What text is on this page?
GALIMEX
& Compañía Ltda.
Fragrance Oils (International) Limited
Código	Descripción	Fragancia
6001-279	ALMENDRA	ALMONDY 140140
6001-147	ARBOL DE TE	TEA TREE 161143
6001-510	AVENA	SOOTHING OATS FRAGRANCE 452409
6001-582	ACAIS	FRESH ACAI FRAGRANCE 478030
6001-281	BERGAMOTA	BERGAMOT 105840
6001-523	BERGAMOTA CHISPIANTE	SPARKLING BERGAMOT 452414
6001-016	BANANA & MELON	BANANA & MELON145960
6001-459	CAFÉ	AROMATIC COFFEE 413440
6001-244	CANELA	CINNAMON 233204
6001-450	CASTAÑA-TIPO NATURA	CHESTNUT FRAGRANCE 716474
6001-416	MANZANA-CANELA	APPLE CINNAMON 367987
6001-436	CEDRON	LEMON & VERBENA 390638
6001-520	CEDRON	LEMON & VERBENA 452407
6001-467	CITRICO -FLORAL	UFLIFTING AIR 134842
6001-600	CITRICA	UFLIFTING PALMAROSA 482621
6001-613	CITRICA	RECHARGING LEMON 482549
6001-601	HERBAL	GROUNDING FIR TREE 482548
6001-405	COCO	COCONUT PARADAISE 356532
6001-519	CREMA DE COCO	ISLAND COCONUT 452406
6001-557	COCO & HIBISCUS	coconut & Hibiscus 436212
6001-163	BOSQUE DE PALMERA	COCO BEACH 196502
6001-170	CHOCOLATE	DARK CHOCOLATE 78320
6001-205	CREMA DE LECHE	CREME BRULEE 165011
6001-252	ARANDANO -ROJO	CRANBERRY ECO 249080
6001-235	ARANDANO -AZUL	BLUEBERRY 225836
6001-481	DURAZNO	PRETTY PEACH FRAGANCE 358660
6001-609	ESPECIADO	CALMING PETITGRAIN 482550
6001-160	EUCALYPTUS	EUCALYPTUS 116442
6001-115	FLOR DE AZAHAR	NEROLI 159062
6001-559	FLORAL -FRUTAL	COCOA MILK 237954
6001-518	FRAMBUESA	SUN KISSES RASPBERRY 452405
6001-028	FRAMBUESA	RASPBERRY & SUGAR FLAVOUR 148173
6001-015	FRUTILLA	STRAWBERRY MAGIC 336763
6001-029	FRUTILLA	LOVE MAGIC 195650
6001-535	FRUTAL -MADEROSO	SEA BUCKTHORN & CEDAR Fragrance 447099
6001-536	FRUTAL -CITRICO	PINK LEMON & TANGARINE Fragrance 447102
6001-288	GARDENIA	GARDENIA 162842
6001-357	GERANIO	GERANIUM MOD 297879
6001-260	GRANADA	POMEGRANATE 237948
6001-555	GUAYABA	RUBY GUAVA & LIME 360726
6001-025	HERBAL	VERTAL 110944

************

Stated goal: Quote all the records exactly, please, leaving none out.

Result of the task:
What text is on this page?
GALIMEX
& Compañía Ltda.
Fragrance Oils (International) Limited
Código	Descripción	Fragancia
6001-279	ALMENDRA	ALMONDY 140140
6001-147	ARBOL DE TE	TEA TREE 161143
6001-510	AVENA	SOOTHING OATS FRAGRANCE 452409
6001-582	ACAIS	FRESH ACAI FRAGRANCE 478030
6001-281	BERGAMOTA	BERGAMOT 105840
6001-523	BERGAMOTA CHISPIANTE	SPARKLING BERGAMOT 452414
6001-016	BANANA & MELON	BANANA & MELON145960
6001-459	CAFÉ	AROMATIC COFFEE 413440
6001-244	CANELA	CINNAMON 233204
6001-450	CASTAÑA-TIPO NATURA	CHESTNUT FRAGRANCE 716474
6001-416	MANZANA-CANELA	APPLE CINNAMON 367987
6001-436	CEDRON	LEMON & VERBENA 390638
6001-520	CEDRON	LEMON & VERBENA 452407
6001-467	CITRICO -FLORAL	UFLIFTING AIR 134842
6001-600	CITRICA	UFLIFTING PALMAROSA 482621
6001-613	CITRICA	RECHARGING LEMON 482549
6001-601	HERBAL	GROUNDING FIR TREE 482548
6001-405	COCO	COCONUT PARADAISE 356532
6001-519	CREMA DE COCO	ISLAND COCONUT 452406
6001-557	COCO & HIBISCUS	coconut & Hibiscus 436212
6001-163	BOSQUE DE PALMERA	COCO BEACH 196502
6001-170	CHOCOLATE	DARK CHOCOLATE 78320
6001-205	CREMA DE LECHE	CREME BRULEE 165011
6001-252	ARANDANO -ROJO	CRANBERRY ECO 249080
6001-235	ARANDANO -AZUL	BLUEBERRY 225836
6001-481	DURAZNO	PRETTY PEACH FRAGANCE 358660
6001-609	ESPECIADO	CALMING PETITGRAIN 482550
6001-160	EUCALYPTUS	EUCALYPTUS 116442
6001-115	FLOR DE AZAHAR	NEROLI 159062
6001-559	FLORAL -FRUTAL	COCOA MILK 237954
6001-518	FRAMBUESA	SUN KISSES RASPBERRY 452405
6001-028	FRAMBUESA	RASPBERRY & SUGAR FLAVOUR 148173
6001-015	FRUTILLA	STRAWBERRY MAGIC 336763
6001-029	FRUTILLA	LOVE MAGIC 195650
6001-535	FRUTAL -MADEROSO	SEA BUCKTHORN & CEDAR Fragrance 447099
6001-536	FRUTAL -CITRICO	PINK LEMON & TANGARINE Fragrance 447102
6001-288	GARDENIA	GARDENIA 162842
6001-357	GERANIO	GERANIUM MOD 297879
6001-260	GRANADA	POMEGRANATE 237948
6001-555	GUAYABA	RUBY GUAVA & LIME 360726
6001-025	HERBAL	VERTAL 110944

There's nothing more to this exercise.